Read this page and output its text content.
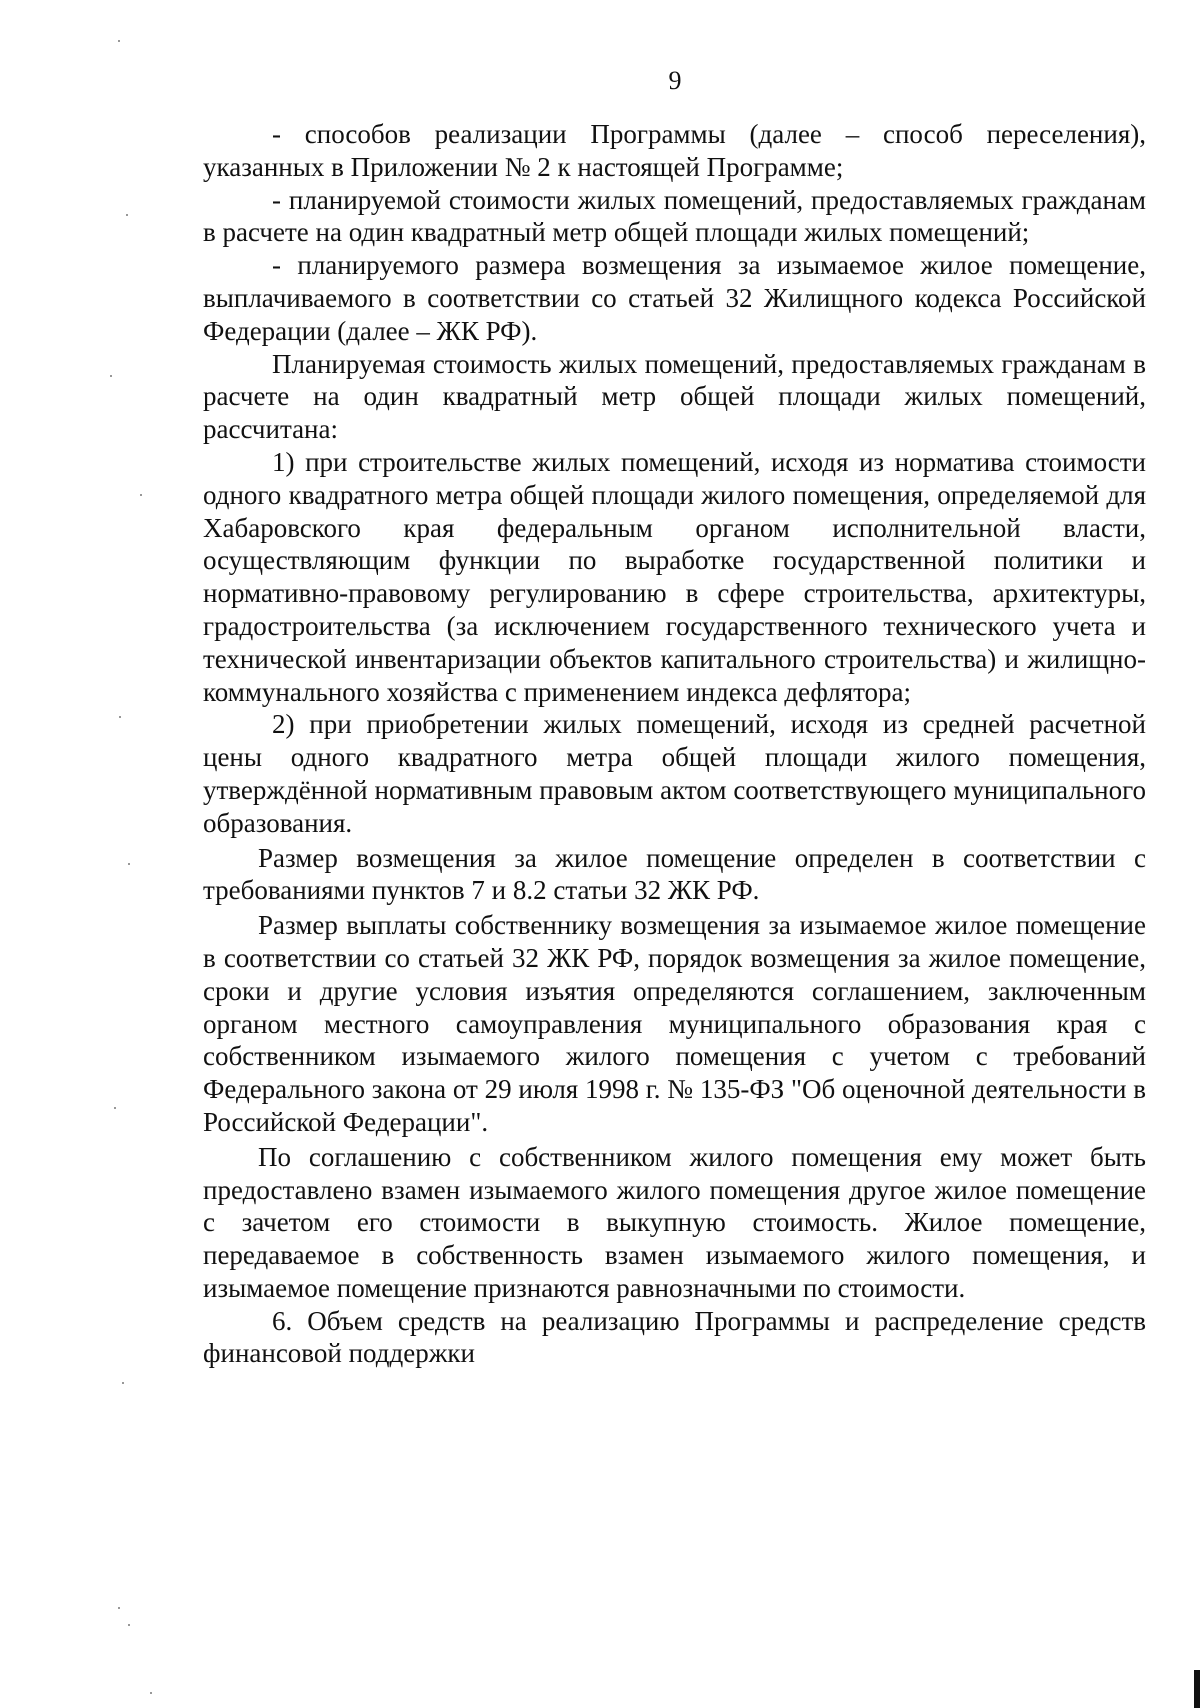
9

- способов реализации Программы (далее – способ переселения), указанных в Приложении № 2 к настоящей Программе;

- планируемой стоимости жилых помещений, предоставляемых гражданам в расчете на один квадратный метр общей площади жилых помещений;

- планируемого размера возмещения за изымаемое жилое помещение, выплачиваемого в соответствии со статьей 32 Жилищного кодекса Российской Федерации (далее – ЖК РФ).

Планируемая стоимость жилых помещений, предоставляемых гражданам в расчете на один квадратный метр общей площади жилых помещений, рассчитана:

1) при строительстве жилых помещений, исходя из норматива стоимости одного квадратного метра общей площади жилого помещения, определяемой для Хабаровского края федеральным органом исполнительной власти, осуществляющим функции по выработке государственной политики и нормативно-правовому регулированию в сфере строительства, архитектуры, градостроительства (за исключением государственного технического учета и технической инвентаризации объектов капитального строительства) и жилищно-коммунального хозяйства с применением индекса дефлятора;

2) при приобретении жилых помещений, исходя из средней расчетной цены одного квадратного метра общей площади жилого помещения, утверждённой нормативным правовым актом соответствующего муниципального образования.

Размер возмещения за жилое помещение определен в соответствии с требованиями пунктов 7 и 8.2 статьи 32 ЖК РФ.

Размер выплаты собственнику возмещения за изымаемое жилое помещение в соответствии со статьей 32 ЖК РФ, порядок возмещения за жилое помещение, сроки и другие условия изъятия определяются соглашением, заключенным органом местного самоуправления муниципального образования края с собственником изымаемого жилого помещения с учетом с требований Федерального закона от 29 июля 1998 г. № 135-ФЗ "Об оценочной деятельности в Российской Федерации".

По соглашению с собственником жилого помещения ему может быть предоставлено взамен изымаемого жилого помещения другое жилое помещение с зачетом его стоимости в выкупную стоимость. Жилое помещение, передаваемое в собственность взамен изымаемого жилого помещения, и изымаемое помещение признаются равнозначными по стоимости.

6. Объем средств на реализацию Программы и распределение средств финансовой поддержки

▶ **What is being asked**:
Quote the material in full and exactly; do not carry over its pictures.

▶ **Result of the task**:
Read this page and output its text content.
9

- способов реализации Программы (далее – способ переселения), указанных в Приложении № 2 к настоящей Программе;

- планируемой стоимости жилых помещений, предоставляемых гражданам в расчете на один квадратный метр общей площади жилых помещений;

- планируемого размера возмещения за изымаемое жилое помещение, выплачиваемого в соответствии со статьей 32 Жилищного кодекса Российской Федерации (далее – ЖК РФ).

Планируемая стоимость жилых помещений, предоставляемых гражданам в расчете на один квадратный метр общей площади жилых помещений, рассчитана:

1) при строительстве жилых помещений, исходя из норматива стоимости одного квадратного метра общей площади жилого помещения, определяемой для Хабаровского края федеральным органом исполнительной власти, осуществляющим функции по выработке государственной политики и нормативно-правовому регулированию в сфере строительства, архитектуры, градостроительства (за исключением государственного технического учета и технической инвентаризации объектов капитального строительства) и жилищно-коммунального хозяйства с применением индекса дефлятора;

2) при приобретении жилых помещений, исходя из средней расчетной цены одного квадратного метра общей площади жилого помещения, утверждённой нормативным правовым актом соответствующего муниципального образования.

Размер возмещения за жилое помещение определен в соответствии с требованиями пунктов 7 и 8.2 статьи 32 ЖК РФ.

Размер выплаты собственнику возмещения за изымаемое жилое помещение в соответствии со статьей 32 ЖК РФ, порядок возмещения за жилое помещение, сроки и другие условия изъятия определяются соглашением, заключенным органом местного самоуправления муниципального образования края с собственником изымаемого жилого помещения с учетом с требований Федерального закона от 29 июля 1998 г. № 135-ФЗ "Об оценочной деятельности в Российской Федерации".

По соглашению с собственником жилого помещения ему может быть предоставлено взамен изымаемого жилого помещения другое жилое помещение с зачетом его стоимости в выкупную стоимость. Жилое помещение, передаваемое в собственность взамен изымаемого жилого помещения, и изымаемое помещение признаются равнозначными по стоимости.

6. Объем средств на реализацию Программы и распределение средств финансовой поддержки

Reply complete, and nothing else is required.